**Short task**
Copy each line of the entries beneath that contains the word "مسند".

--------------------

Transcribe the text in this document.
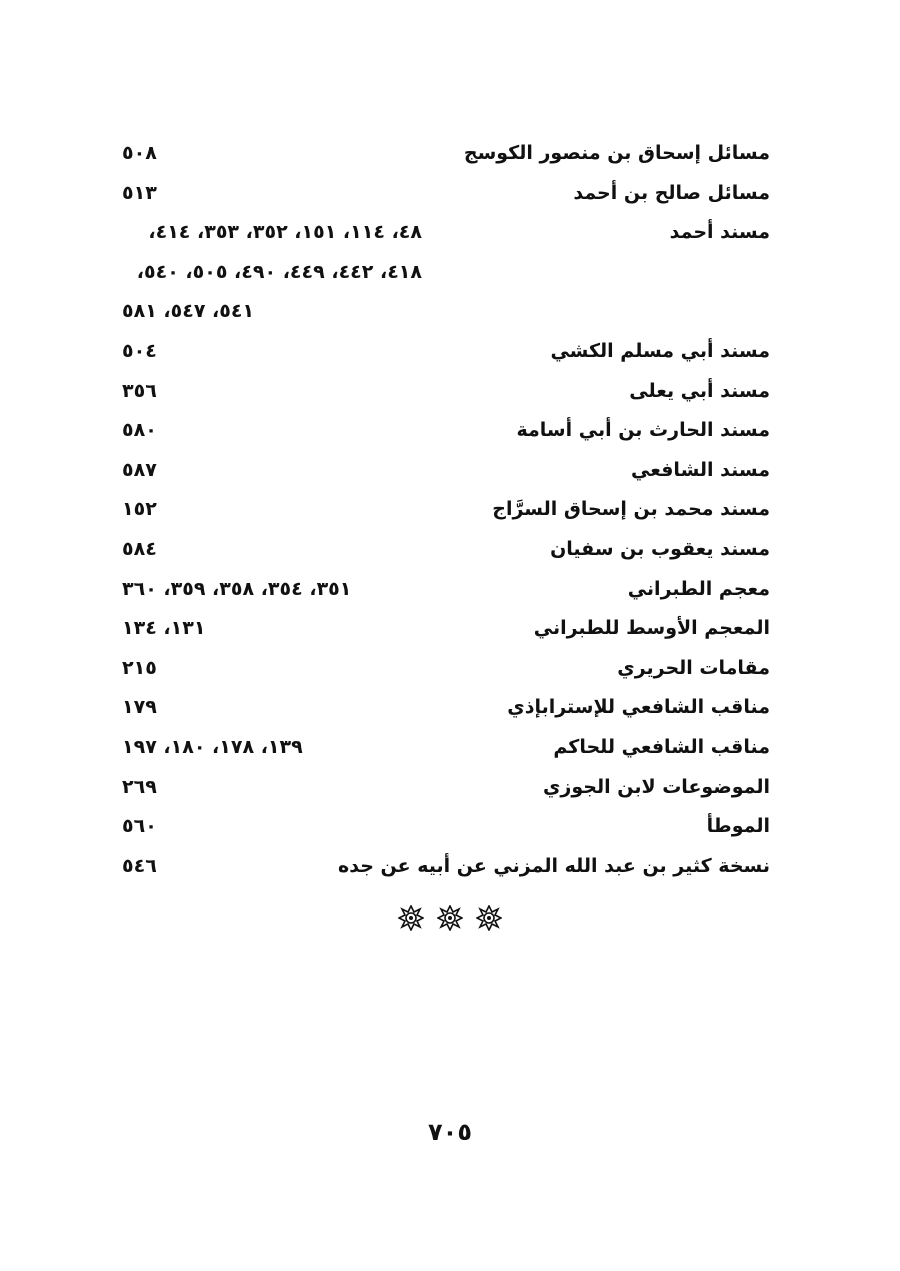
مسائل إسحاق بن منصور الكوسج
٥٠٨
مسائل صالح بن أحمد
٥١٣
مسند أحمد
٤٨، ١١٤، ١٥١، ٣٥٢، ٣٥٣، ٤١٤،
٤١٨، ٤٤٢، ٤٤٩، ٤٩٠، ٥٠٥، ٥٤٠،
٥٤١، ٥٤٧، ٥٨١
مسند أبي مسلم الكشي
٥٠٤
مسند أبي يعلى
٣٥٦
مسند الحارث بن أبي أسامة
٥٨٠
مسند الشافعي
٥٨٧
مسند محمد بن إسحاق السرَّاج
١٥٢
مسند يعقوب بن سفيان
٥٨٤
معجم الطبراني
٣٥١، ٣٥٤، ٣٥٨، ٣٥٩، ٣٦٠
المعجم الأوسط للطبراني
١٣١، ١٣٤
مقامات الحريري
٢١٥
مناقب الشافعي للإسترابإذي
١٧٩
مناقب الشافعي للحاكم
١٣٩، ١٧٨، ١٨٠، ١٩٧
الموضوعات لابن الجوزي
٢٦٩
الموطأ
٥٦٠
نسخة كثير بن عبد الله المزني عن أبيه عن جده
٥٤٦

٧٠٥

--------------------

**Answer in full**
مسند أحمد
مسند أبي مسلم الكشي
مسند أبي يعلى
مسند الحارث بن أبي أسامة
مسند الشافعي
مسند محمد بن إسحاق السرَّاج
مسند يعقوب بن سفيان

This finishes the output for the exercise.